JOB
Reproduce verbatim the lines of the data below, from the very first line through the line containing "The turn shaft 81 is at (190, 228).", including that line.

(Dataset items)
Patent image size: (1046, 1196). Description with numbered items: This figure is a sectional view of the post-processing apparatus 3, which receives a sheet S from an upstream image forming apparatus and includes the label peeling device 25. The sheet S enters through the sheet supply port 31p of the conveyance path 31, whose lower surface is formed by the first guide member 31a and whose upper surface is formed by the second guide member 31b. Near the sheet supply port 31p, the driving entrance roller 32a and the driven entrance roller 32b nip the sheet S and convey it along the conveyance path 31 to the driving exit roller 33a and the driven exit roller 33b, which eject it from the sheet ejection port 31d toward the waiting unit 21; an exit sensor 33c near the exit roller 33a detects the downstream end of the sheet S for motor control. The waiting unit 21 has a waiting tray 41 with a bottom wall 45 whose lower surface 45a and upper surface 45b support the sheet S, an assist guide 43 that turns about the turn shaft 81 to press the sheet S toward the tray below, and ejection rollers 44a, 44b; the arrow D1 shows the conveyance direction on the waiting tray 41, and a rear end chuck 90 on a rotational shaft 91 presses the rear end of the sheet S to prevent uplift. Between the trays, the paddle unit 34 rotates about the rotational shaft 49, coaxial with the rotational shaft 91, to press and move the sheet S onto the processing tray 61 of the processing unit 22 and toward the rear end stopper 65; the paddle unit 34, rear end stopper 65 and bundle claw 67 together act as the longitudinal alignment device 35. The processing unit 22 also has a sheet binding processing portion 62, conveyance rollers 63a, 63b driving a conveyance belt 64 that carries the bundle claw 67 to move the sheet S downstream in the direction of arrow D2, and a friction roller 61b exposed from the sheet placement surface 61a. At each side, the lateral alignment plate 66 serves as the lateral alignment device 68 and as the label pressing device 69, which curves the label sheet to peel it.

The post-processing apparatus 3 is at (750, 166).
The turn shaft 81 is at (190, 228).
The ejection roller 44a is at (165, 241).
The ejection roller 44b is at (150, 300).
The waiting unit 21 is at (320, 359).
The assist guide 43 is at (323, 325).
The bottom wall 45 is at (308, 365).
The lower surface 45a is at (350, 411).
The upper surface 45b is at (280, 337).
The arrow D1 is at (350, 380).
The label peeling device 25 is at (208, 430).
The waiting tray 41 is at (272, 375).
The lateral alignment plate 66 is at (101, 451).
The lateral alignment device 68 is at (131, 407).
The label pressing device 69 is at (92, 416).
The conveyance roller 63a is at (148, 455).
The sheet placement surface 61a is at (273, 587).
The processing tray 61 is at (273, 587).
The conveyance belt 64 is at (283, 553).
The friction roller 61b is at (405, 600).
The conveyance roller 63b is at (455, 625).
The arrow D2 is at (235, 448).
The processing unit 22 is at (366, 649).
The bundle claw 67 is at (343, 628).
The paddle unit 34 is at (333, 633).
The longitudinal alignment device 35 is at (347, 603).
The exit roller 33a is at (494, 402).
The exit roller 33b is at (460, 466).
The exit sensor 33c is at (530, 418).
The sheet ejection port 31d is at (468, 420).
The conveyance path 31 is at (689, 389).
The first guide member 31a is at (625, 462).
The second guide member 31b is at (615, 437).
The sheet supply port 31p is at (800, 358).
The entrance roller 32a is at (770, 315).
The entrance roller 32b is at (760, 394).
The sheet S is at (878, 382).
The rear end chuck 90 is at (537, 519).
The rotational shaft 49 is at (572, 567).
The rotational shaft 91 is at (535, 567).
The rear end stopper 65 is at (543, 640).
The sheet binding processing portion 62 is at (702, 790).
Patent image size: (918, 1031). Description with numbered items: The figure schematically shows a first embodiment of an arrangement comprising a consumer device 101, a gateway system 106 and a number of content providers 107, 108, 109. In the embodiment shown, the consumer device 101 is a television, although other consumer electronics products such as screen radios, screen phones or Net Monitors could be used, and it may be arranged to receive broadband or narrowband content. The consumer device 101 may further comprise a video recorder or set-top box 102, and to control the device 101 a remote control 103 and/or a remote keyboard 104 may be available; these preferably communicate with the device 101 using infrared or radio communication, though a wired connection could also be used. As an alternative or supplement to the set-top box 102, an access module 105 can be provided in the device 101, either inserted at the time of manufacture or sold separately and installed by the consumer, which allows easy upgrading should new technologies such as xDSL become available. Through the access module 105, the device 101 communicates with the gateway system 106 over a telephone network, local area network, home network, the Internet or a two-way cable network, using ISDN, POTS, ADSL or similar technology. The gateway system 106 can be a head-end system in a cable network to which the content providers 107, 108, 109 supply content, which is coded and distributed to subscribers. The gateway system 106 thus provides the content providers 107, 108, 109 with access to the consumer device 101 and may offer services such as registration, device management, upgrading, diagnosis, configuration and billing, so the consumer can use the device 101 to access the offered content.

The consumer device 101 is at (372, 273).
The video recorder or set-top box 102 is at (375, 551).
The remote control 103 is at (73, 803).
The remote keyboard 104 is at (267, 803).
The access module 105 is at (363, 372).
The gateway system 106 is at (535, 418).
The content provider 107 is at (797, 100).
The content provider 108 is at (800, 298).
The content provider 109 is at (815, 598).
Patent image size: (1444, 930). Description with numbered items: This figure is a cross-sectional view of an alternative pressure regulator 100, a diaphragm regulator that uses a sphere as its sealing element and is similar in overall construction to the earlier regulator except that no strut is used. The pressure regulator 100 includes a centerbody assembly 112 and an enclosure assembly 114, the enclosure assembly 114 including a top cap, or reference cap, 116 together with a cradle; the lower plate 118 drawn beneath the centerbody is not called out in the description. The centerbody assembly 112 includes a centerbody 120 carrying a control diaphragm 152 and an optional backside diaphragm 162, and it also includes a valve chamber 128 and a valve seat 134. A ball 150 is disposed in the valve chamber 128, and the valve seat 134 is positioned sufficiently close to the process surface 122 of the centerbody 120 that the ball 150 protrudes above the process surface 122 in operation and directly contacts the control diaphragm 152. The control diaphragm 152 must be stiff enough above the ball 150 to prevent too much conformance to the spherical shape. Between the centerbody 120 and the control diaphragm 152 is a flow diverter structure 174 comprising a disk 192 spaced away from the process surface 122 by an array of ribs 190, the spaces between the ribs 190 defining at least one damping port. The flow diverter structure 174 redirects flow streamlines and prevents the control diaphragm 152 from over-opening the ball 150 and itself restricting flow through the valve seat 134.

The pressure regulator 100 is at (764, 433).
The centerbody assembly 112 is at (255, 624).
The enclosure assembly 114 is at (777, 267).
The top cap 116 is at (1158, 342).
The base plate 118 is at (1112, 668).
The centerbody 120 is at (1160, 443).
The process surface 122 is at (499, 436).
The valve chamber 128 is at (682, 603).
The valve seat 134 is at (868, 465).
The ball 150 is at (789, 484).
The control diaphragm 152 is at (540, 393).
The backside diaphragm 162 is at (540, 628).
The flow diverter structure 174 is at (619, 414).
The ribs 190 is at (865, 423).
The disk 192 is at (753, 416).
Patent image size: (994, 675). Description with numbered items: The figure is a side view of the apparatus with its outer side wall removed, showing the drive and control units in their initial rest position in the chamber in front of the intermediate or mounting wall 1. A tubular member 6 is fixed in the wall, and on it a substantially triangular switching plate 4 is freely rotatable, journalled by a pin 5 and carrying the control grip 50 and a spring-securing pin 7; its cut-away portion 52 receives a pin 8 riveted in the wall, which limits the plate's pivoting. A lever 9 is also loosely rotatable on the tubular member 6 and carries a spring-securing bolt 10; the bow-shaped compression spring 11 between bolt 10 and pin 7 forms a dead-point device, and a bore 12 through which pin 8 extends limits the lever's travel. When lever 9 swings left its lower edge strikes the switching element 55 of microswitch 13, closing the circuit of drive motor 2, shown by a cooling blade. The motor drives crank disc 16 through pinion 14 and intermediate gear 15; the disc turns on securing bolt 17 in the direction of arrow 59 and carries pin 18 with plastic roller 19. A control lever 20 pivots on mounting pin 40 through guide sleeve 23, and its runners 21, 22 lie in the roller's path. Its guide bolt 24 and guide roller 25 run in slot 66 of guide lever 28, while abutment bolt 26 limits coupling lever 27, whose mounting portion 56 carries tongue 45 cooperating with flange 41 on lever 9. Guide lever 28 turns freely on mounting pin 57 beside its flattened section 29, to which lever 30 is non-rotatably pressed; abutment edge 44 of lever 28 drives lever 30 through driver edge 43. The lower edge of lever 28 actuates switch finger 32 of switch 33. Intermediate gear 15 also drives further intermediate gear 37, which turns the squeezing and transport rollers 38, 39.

FINAL RESULT
Patent image size: (1046, 1196). Description with numbered items: This figure is a sectional view of the post-processing apparatus 3, which receives a sheet S from an upstream image forming apparatus and includes the label peeling device 25. The sheet S enters through the sheet supply port 31p of the conveyance path 31, whose lower surface is formed by the first guide member 31a and whose upper surface is formed by the second guide member 31b. Near the sheet supply port 31p, the driving entrance roller 32a and the driven entrance roller 32b nip the sheet S and convey it along the conveyance path 31 to the driving exit roller 33a and the driven exit roller 33b, which eject it from the sheet ejection port 31d toward the waiting unit 21; an exit sensor 33c near the exit roller 33a detects the downstream end of the sheet S for motor control. The waiting unit 21 has a waiting tray 41 with a bottom wall 45 whose lower surface 45a and upper surface 45b support the sheet S, an assist guide 43 that turns about the turn shaft 81 to press the sheet S toward the tray below, and ejection rollers 44a, 44b; the arrow D1 shows the conveyance direction on the waiting tray 41, and a rear end chuck 90 on a rotational shaft 91 presses the rear end of the sheet S to prevent uplift. Between the trays, the paddle unit 34 rotates about the rotational shaft 49, coaxial with the rotational shaft 91, to press and move the sheet S onto the processing tray 61 of the processing unit 22 and toward the rear end stopper 65; the paddle unit 34, rear end stopper 65 and bundle claw 67 together act as the longitudinal alignment device 35. The processing unit 22 also has a sheet binding processing portion 62, conveyance rollers 63a, 63b driving a conveyance belt 64 that carries the bundle claw 67 to move the sheet S downstream in the direction of arrow D2, and a friction roller 61b exposed from the sheet placement surface 61a. At each side, the lateral alignment plate 66 serves as the lateral alignment device 68 and as the label pressing device 69, which curves the label sheet to peel it.

The post-processing apparatus 3 is at (750, 166).
The turn shaft 81 is at (190, 228).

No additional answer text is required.